EXERCISE OBJECTIVE »
Within the data below, state how many lines contain the string "автори". Provide the number only.

STORED RECORDS »
● ● ● ●
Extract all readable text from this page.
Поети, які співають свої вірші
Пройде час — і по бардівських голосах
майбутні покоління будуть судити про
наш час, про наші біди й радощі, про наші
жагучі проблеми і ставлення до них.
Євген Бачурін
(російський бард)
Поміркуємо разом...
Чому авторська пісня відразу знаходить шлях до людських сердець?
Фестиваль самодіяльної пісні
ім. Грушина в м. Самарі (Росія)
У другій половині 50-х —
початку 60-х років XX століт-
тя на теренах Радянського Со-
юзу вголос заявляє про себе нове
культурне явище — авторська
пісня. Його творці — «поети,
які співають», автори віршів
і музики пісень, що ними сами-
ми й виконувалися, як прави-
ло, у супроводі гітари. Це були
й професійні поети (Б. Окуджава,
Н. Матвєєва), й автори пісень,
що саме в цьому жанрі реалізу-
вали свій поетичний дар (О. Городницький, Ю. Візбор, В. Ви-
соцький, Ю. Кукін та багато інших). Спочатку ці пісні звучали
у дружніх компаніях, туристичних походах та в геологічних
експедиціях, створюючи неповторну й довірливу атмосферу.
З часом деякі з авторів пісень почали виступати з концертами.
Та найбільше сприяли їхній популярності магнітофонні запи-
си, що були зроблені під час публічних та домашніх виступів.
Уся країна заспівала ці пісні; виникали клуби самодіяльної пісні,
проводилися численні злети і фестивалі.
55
● ● ● ●
COMPLETED TASK »
2